• Aim of the exercise
Reproduce the following lines word for word, keeping every character the same.

Items from a data source:
__________

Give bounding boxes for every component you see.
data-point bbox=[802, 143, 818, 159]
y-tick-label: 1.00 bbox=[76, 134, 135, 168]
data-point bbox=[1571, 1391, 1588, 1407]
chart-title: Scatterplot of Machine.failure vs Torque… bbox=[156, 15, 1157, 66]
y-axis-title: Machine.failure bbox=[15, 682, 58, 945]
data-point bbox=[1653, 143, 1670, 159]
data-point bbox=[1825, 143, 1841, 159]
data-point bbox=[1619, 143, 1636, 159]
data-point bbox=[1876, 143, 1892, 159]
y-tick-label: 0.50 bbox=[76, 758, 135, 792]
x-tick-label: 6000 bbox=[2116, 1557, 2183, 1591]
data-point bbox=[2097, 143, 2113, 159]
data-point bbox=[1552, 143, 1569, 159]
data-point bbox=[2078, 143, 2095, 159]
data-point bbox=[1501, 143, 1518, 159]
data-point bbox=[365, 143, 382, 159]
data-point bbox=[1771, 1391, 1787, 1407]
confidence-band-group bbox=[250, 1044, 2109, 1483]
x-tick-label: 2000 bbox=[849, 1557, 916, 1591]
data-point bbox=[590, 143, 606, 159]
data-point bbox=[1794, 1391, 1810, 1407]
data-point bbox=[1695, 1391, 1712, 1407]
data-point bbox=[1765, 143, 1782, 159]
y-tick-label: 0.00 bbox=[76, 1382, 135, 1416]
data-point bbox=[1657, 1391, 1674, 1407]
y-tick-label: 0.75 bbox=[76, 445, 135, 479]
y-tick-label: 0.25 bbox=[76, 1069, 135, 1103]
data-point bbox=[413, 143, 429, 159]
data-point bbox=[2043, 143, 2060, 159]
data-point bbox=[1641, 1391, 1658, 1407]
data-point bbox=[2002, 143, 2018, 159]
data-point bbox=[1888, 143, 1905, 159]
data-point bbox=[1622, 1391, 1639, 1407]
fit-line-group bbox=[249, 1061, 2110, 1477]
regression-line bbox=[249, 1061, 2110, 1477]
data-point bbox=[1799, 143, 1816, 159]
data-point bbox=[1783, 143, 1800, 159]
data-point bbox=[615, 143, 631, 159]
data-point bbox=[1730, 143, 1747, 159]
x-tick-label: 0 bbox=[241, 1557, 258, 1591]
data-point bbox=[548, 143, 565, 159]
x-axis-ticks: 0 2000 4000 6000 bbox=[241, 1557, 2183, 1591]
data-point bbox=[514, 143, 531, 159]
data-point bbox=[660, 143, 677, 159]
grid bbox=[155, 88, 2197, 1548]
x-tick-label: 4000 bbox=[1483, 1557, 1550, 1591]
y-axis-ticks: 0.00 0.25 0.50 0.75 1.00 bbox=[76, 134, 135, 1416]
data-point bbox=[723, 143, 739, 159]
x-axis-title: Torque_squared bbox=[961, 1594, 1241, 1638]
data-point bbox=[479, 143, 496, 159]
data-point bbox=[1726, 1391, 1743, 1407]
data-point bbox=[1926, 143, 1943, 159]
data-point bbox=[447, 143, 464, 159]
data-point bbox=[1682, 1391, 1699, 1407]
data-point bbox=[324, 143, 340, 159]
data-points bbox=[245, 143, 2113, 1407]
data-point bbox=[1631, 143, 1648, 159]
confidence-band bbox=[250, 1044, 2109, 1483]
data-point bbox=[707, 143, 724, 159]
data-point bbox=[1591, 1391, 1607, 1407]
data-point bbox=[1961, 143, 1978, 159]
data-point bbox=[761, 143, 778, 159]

__________

• Exercise answer
Give bounding boxes for every component you see.
data-point bbox=[802, 143, 818, 159]
y-tick-label: 1.00 bbox=[76, 134, 135, 168]
data-point bbox=[1571, 1391, 1588, 1407]
chart-title: Scatterplot of Machine.failure vs Torque… bbox=[156, 15, 1157, 66]
y-axis-title: Machine.failure bbox=[15, 682, 58, 945]
data-point bbox=[1653, 143, 1670, 159]
data-point bbox=[1825, 143, 1841, 159]
data-point bbox=[1619, 143, 1636, 159]
data-point bbox=[1876, 143, 1892, 159]
y-tick-label: 0.50 bbox=[76, 758, 135, 792]
x-tick-label: 6000 bbox=[2116, 1557, 2183, 1591]
data-point bbox=[2097, 143, 2113, 159]
data-point bbox=[1552, 143, 1569, 159]
data-point bbox=[2078, 143, 2095, 159]
data-point bbox=[1501, 143, 1518, 159]
data-point bbox=[365, 143, 382, 159]
data-point bbox=[1771, 1391, 1787, 1407]
confidence-band-group bbox=[250, 1044, 2109, 1483]
x-tick-label: 2000 bbox=[849, 1557, 916, 1591]
data-point bbox=[590, 143, 606, 159]
data-point bbox=[1794, 1391, 1810, 1407]
data-point bbox=[1695, 1391, 1712, 1407]
data-point bbox=[1765, 143, 1782, 159]
y-tick-label: 0.00 bbox=[76, 1382, 135, 1416]
data-point bbox=[1657, 1391, 1674, 1407]
y-tick-label: 0.75 bbox=[76, 445, 135, 479]
y-tick-label: 0.25 bbox=[76, 1069, 135, 1103]
data-point bbox=[413, 143, 429, 159]
data-point bbox=[2043, 143, 2060, 159]
data-point bbox=[1641, 1391, 1658, 1407]
data-point bbox=[2002, 143, 2018, 159]
data-point bbox=[1888, 143, 1905, 159]
data-point bbox=[1622, 1391, 1639, 1407]
fit-line-group bbox=[249, 1061, 2110, 1477]
regression-line bbox=[249, 1061, 2110, 1477]
data-point bbox=[1799, 143, 1816, 159]
data-point bbox=[1783, 143, 1800, 159]
data-point bbox=[615, 143, 631, 159]
data-point bbox=[1730, 143, 1747, 159]
x-tick-label: 0 bbox=[241, 1557, 258, 1591]
data-point bbox=[548, 143, 565, 159]
x-axis-ticks: 0 2000 4000 6000 bbox=[241, 1557, 2183, 1591]
data-point bbox=[514, 143, 531, 159]
data-point bbox=[660, 143, 677, 159]
grid bbox=[155, 88, 2197, 1548]
x-tick-label: 4000 bbox=[1483, 1557, 1550, 1591]
y-axis-ticks: 0.00 0.25 0.50 0.75 1.00 bbox=[76, 134, 135, 1416]
data-point bbox=[723, 143, 739, 159]
x-axis-title: Torque_squared bbox=[961, 1594, 1241, 1638]
data-point bbox=[479, 143, 496, 159]
data-point bbox=[1726, 1391, 1743, 1407]
data-point bbox=[1926, 143, 1943, 159]
data-point bbox=[447, 143, 464, 159]
data-point bbox=[1682, 1391, 1699, 1407]
data-point bbox=[324, 143, 340, 159]
data-points bbox=[245, 143, 2113, 1407]
data-point bbox=[1631, 143, 1648, 159]
confidence-band bbox=[250, 1044, 2109, 1483]
data-point bbox=[707, 143, 724, 159]
data-point bbox=[1591, 1391, 1607, 1407]
data-point bbox=[1961, 143, 1978, 159]
data-point bbox=[761, 143, 778, 159]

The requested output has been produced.